[What to produce] Set down each entry exactly as given; pictures should not appear in the copy.

Dataset entries

........

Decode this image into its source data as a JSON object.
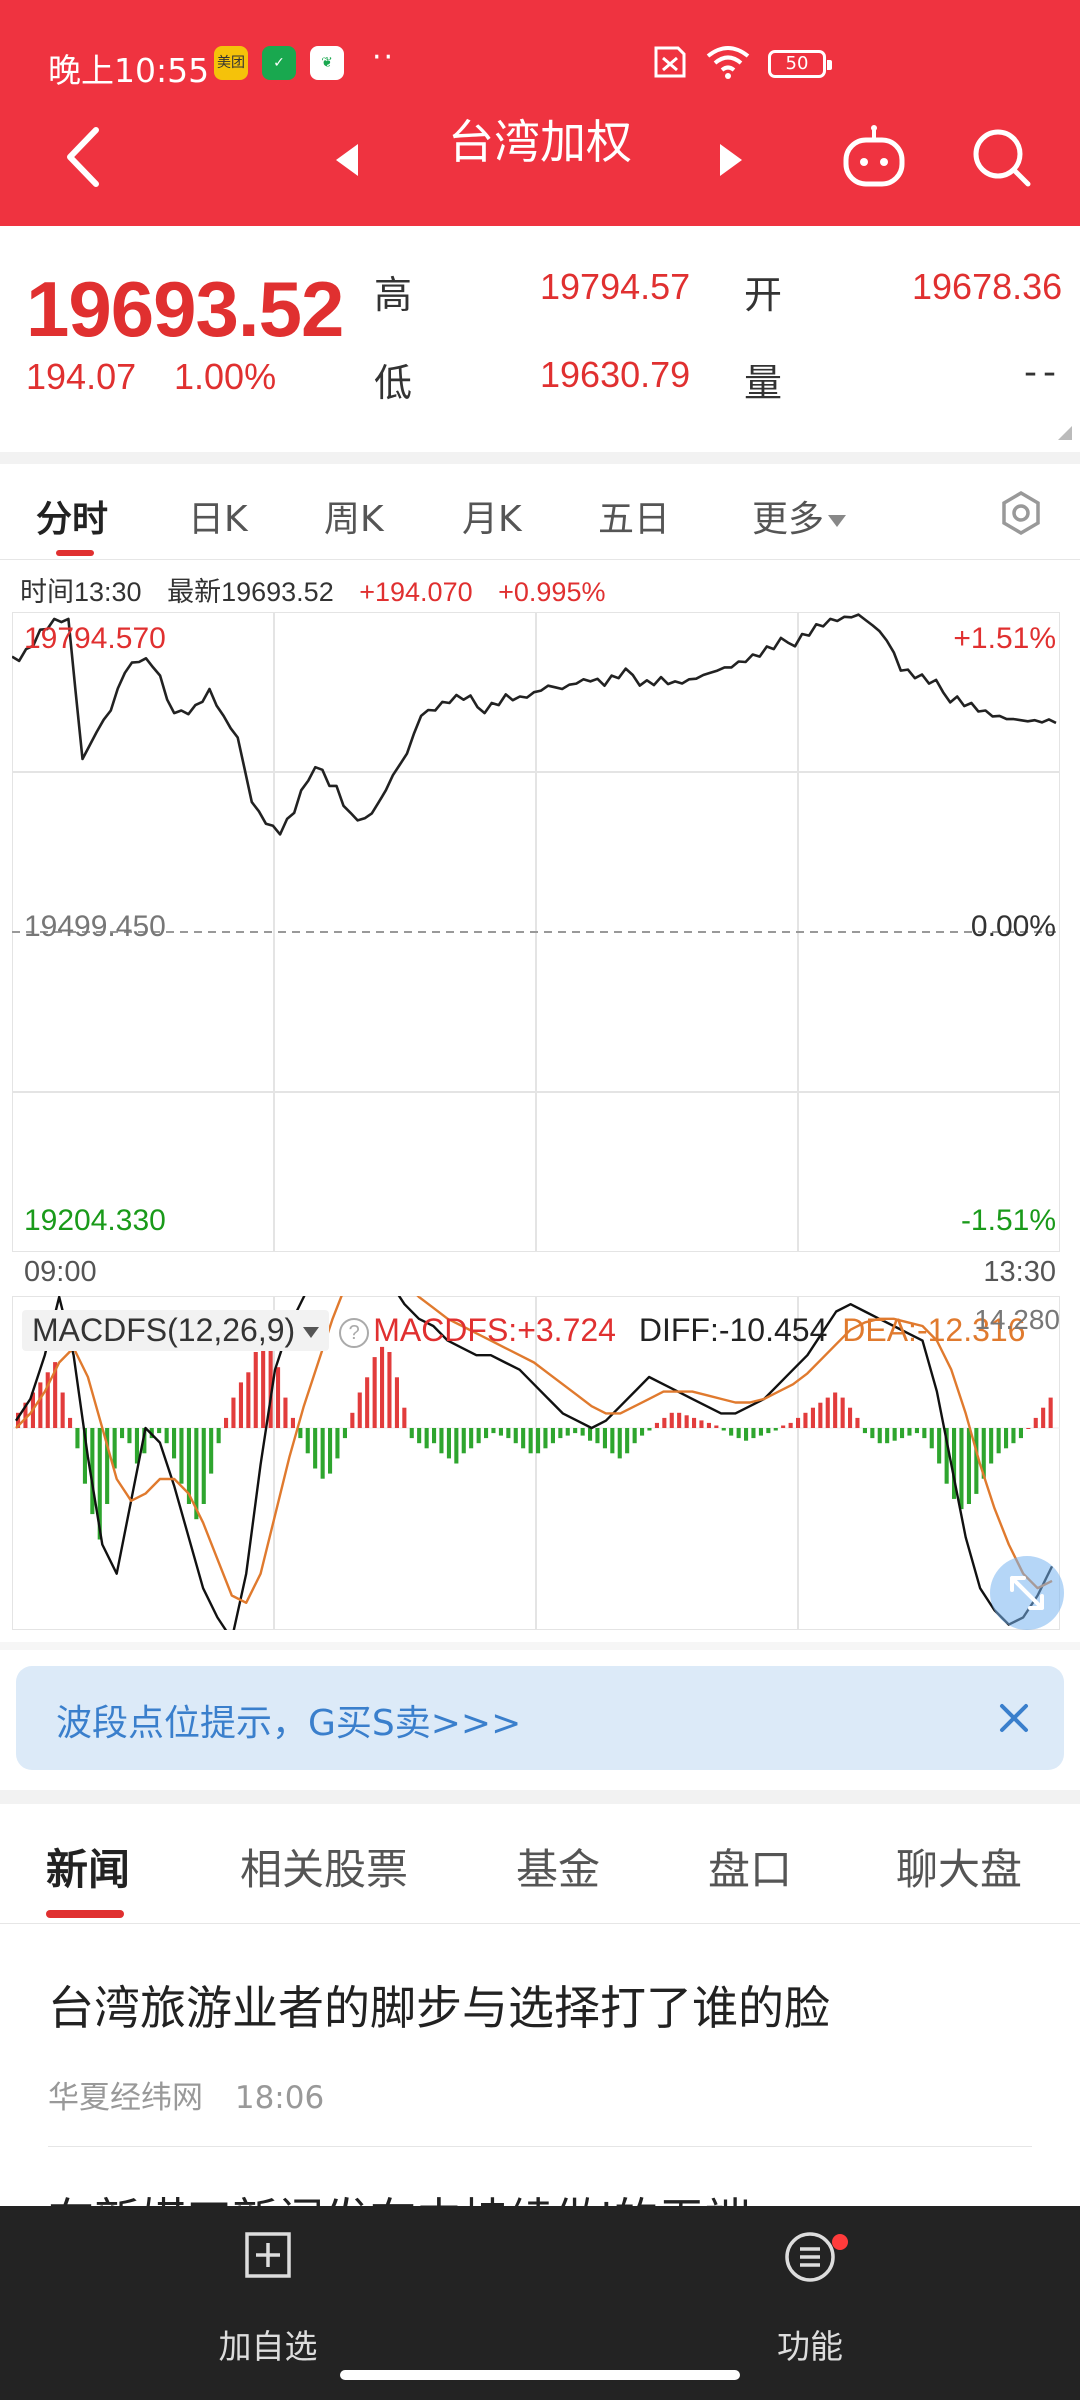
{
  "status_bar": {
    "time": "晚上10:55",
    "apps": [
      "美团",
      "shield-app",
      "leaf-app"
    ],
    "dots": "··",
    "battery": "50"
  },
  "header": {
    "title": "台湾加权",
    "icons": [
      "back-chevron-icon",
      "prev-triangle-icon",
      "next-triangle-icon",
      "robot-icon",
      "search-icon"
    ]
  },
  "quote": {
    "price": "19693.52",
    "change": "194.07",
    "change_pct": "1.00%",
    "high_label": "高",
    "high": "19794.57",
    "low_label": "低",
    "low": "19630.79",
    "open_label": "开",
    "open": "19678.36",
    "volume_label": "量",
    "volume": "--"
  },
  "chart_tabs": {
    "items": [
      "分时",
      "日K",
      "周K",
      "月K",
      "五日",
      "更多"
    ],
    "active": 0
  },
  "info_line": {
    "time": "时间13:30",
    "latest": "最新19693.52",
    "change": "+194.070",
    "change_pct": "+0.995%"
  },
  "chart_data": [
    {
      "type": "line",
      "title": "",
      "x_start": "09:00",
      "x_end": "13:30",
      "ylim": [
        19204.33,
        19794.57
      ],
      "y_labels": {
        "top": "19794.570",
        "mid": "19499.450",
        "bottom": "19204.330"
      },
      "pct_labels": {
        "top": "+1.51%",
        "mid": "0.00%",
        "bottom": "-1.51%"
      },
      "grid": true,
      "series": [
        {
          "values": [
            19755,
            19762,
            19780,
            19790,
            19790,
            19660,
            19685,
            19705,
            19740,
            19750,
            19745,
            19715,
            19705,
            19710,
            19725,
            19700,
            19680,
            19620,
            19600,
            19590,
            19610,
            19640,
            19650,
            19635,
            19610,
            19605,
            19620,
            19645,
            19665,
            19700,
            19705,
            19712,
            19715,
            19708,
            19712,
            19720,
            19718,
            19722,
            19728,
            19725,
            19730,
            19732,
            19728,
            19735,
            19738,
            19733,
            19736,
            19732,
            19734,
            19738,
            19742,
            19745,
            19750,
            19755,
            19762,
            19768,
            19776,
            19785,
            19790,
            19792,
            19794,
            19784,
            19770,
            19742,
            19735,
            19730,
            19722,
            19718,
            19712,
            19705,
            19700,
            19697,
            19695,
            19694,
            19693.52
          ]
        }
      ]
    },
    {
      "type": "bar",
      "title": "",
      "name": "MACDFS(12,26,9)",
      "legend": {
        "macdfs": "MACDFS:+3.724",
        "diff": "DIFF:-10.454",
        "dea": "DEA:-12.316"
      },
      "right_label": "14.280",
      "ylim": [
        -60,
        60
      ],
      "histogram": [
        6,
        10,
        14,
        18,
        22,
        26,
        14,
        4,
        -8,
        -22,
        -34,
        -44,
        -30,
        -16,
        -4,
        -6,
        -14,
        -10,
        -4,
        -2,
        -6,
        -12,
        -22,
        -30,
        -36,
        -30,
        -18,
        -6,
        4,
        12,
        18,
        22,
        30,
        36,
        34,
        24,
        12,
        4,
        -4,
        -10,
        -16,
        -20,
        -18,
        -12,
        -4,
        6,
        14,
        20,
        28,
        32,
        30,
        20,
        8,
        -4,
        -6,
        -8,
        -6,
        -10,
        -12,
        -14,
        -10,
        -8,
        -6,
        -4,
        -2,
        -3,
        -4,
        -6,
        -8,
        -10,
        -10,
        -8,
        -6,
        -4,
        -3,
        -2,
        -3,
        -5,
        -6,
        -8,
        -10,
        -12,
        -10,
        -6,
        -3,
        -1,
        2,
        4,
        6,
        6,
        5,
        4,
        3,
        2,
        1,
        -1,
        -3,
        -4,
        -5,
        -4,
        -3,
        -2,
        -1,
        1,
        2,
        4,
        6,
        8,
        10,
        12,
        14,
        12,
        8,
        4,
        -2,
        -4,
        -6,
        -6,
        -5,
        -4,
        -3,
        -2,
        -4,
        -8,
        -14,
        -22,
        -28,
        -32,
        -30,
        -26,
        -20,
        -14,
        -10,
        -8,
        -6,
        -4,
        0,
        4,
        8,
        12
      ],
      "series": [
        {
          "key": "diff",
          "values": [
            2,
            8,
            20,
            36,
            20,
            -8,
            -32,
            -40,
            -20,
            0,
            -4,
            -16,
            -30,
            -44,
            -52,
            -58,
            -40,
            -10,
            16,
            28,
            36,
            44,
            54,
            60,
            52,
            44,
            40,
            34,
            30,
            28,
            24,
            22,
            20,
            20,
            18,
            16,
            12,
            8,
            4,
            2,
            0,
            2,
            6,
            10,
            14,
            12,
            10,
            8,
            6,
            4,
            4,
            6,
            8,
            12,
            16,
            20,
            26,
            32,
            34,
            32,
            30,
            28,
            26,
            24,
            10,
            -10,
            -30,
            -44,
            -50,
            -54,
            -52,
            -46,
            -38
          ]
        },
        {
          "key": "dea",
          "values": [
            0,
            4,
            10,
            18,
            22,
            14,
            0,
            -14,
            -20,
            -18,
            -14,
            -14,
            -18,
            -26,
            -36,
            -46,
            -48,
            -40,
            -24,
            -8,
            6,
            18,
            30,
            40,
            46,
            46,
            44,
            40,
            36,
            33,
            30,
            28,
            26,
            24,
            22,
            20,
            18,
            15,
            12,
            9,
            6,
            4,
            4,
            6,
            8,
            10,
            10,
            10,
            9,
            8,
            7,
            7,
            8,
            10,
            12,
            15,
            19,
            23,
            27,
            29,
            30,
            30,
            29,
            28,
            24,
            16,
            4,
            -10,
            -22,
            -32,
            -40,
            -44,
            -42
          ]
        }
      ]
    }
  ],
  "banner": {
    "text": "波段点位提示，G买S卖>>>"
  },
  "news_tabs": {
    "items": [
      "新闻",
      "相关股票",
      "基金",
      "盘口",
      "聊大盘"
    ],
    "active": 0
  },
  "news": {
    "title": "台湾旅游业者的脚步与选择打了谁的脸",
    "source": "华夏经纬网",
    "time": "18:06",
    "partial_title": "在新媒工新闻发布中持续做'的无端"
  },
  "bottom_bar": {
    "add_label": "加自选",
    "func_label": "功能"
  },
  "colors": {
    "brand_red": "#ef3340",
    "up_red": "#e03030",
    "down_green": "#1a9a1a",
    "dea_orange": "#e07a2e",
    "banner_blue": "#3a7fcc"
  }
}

........

[Answer in full]
Decode this image into its source data as a JSON object.
{
  "status_bar": {
    "time": "晚上10:55",
    "apps": [
      "美团",
      "shield-app",
      "leaf-app"
    ],
    "dots": "··",
    "battery": "50"
  },
  "header": {
    "title": "台湾加权",
    "icons": [
      "back-chevron-icon",
      "prev-triangle-icon",
      "next-triangle-icon",
      "robot-icon",
      "search-icon"
    ]
  },
  "quote": {
    "price": "19693.52",
    "change": "194.07",
    "change_pct": "1.00%",
    "high_label": "高",
    "high": "19794.57",
    "low_label": "低",
    "low": "19630.79",
    "open_label": "开",
    "open": "19678.36",
    "volume_label": "量",
    "volume": "--"
  },
  "chart_tabs": {
    "items": [
      "分时",
      "日K",
      "周K",
      "月K",
      "五日",
      "更多"
    ],
    "active": 0
  },
  "info_line": {
    "time": "时间13:30",
    "latest": "最新19693.52",
    "change": "+194.070",
    "change_pct": "+0.995%"
  },
  "chart_data": [
    {
      "type": "line",
      "title": "",
      "x_start": "09:00",
      "x_end": "13:30",
      "ylim": [
        19204.33,
        19794.57
      ],
      "y_labels": {
        "top": "19794.570",
        "mid": "19499.450",
        "bottom": "19204.330"
      },
      "pct_labels": {
        "top": "+1.51%",
        "mid": "0.00%",
        "bottom": "-1.51%"
      },
      "grid": true,
      "series": [
        {
          "values": [
            19755,
            19762,
            19780,
            19790,
            19790,
            19660,
            19685,
            19705,
            19740,
            19750,
            19745,
            19715,
            19705,
            19710,
            19725,
            19700,
            19680,
            19620,
            19600,
            19590,
            19610,
            19640,
            19650,
            19635,
            19610,
            19605,
            19620,
            19645,
            19665,
            19700,
            19705,
            19712,
            19715,
            19708,
            19712,
            19720,
            19718,
            19722,
            19728,
            19725,
            19730,
            19732,
            19728,
            19735,
            19738,
            19733,
            19736,
            19732,
            19734,
            19738,
            19742,
            19745,
            19750,
            19755,
            19762,
            19768,
            19776,
            19785,
            19790,
            19792,
            19794,
            19784,
            19770,
            19742,
            19735,
            19730,
            19722,
            19718,
            19712,
            19705,
            19700,
            19697,
            19695,
            19694,
            19693.52
          ]
        }
      ]
    },
    {
      "type": "bar",
      "title": "",
      "name": "MACDFS(12,26,9)",
      "legend": {
        "macdfs": "MACDFS:+3.724",
        "diff": "DIFF:-10.454",
        "dea": "DEA:-12.316"
      },
      "right_label": "14.280",
      "ylim": [
        -60,
        60
      ],
      "histogram": [
        6,
        10,
        14,
        18,
        22,
        26,
        14,
        4,
        -8,
        -22,
        -34,
        -44,
        -30,
        -16,
        -4,
        -6,
        -14,
        -10,
        -4,
        -2,
        -6,
        -12,
        -22,
        -30,
        -36,
        -30,
        -18,
        -6,
        4,
        12,
        18,
        22,
        30,
        36,
        34,
        24,
        12,
        4,
        -4,
        -10,
        -16,
        -20,
        -18,
        -12,
        -4,
        6,
        14,
        20,
        28,
        32,
        30,
        20,
        8,
        -4,
        -6,
        -8,
        -6,
        -10,
        -12,
        -14,
        -10,
        -8,
        -6,
        -4,
        -2,
        -3,
        -4,
        -6,
        -8,
        -10,
        -10,
        -8,
        -6,
        -4,
        -3,
        -2,
        -3,
        -5,
        -6,
        -8,
        -10,
        -12,
        -10,
        -6,
        -3,
        -1,
        2,
        4,
        6,
        6,
        5,
        4,
        3,
        2,
        1,
        -1,
        -3,
        -4,
        -5,
        -4,
        -3,
        -2,
        -1,
        1,
        2,
        4,
        6,
        8,
        10,
        12,
        14,
        12,
        8,
        4,
        -2,
        -4,
        -6,
        -6,
        -5,
        -4,
        -3,
        -2,
        -4,
        -8,
        -14,
        -22,
        -28,
        -32,
        -30,
        -26,
        -20,
        -14,
        -10,
        -8,
        -6,
        -4,
        0,
        4,
        8,
        12
      ],
      "series": [
        {
          "key": "diff",
          "values": [
            2,
            8,
            20,
            36,
            20,
            -8,
            -32,
            -40,
            -20,
            0,
            -4,
            -16,
            -30,
            -44,
            -52,
            -58,
            -40,
            -10,
            16,
            28,
            36,
            44,
            54,
            60,
            52,
            44,
            40,
            34,
            30,
            28,
            24,
            22,
            20,
            20,
            18,
            16,
            12,
            8,
            4,
            2,
            0,
            2,
            6,
            10,
            14,
            12,
            10,
            8,
            6,
            4,
            4,
            6,
            8,
            12,
            16,
            20,
            26,
            32,
            34,
            32,
            30,
            28,
            26,
            24,
            10,
            -10,
            -30,
            -44,
            -50,
            -54,
            -52,
            -46,
            -38
          ]
        },
        {
          "key": "dea",
          "values": [
            0,
            4,
            10,
            18,
            22,
            14,
            0,
            -14,
            -20,
            -18,
            -14,
            -14,
            -18,
            -26,
            -36,
            -46,
            -48,
            -40,
            -24,
            -8,
            6,
            18,
            30,
            40,
            46,
            46,
            44,
            40,
            36,
            33,
            30,
            28,
            26,
            24,
            22,
            20,
            18,
            15,
            12,
            9,
            6,
            4,
            4,
            6,
            8,
            10,
            10,
            10,
            9,
            8,
            7,
            7,
            8,
            10,
            12,
            15,
            19,
            23,
            27,
            29,
            30,
            30,
            29,
            28,
            24,
            16,
            4,
            -10,
            -22,
            -32,
            -40,
            -44,
            -42
          ]
        }
      ]
    }
  ],
  "banner": {
    "text": "波段点位提示，G买S卖>>>"
  },
  "news_tabs": {
    "items": [
      "新闻",
      "相关股票",
      "基金",
      "盘口",
      "聊大盘"
    ],
    "active": 0
  },
  "news": {
    "title": "台湾旅游业者的脚步与选择打了谁的脸",
    "source": "华夏经纬网",
    "time": "18:06",
    "partial_title": "在新媒工新闻发布中持续做'的无端"
  },
  "bottom_bar": {
    "add_label": "加自选",
    "func_label": "功能"
  },
  "colors": {
    "brand_red": "#ef3340",
    "up_red": "#e03030",
    "down_green": "#1a9a1a",
    "dea_orange": "#e07a2e",
    "banner_blue": "#3a7fcc"
  }
}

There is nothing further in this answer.